Copy out the entries below in full and exactly.

+++ Raw data +++

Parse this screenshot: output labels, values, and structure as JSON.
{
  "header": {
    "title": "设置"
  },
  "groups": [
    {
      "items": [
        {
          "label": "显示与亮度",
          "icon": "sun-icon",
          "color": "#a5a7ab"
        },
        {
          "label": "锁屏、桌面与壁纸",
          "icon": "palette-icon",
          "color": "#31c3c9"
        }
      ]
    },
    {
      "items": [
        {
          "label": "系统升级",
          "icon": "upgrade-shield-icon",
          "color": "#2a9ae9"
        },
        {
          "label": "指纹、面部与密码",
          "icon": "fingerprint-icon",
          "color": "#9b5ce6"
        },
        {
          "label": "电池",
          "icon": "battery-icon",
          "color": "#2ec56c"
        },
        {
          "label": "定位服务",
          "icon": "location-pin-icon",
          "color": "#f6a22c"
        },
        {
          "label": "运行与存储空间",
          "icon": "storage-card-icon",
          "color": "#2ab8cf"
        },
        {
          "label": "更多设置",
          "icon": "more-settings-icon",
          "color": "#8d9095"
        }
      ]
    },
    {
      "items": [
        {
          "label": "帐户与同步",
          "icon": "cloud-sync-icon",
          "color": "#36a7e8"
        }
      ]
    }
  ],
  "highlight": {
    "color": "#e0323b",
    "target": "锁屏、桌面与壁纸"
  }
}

+++

* Solved exercise:
Parse this screenshot: output labels, values, and structure as JSON.
{
  "header": {
    "title": "设置"
  },
  "groups": [
    {
      "items": [
        {
          "label": "显示与亮度",
          "icon": "sun-icon",
          "color": "#a5a7ab"
        },
        {
          "label": "锁屏、桌面与壁纸",
          "icon": "palette-icon",
          "color": "#31c3c9"
        }
      ]
    },
    {
      "items": [
        {
          "label": "系统升级",
          "icon": "upgrade-shield-icon",
          "color": "#2a9ae9"
        },
        {
          "label": "指纹、面部与密码",
          "icon": "fingerprint-icon",
          "color": "#9b5ce6"
        },
        {
          "label": "电池",
          "icon": "battery-icon",
          "color": "#2ec56c"
        },
        {
          "label": "定位服务",
          "icon": "location-pin-icon",
          "color": "#f6a22c"
        },
        {
          "label": "运行与存储空间",
          "icon": "storage-card-icon",
          "color": "#2ab8cf"
        },
        {
          "label": "更多设置",
          "icon": "more-settings-icon",
          "color": "#8d9095"
        }
      ]
    },
    {
      "items": [
        {
          "label": "帐户与同步",
          "icon": "cloud-sync-icon",
          "color": "#36a7e8"
        }
      ]
    }
  ],
  "highlight": {
    "color": "#e0323b",
    "target": "锁屏、桌面与壁纸"
  }
}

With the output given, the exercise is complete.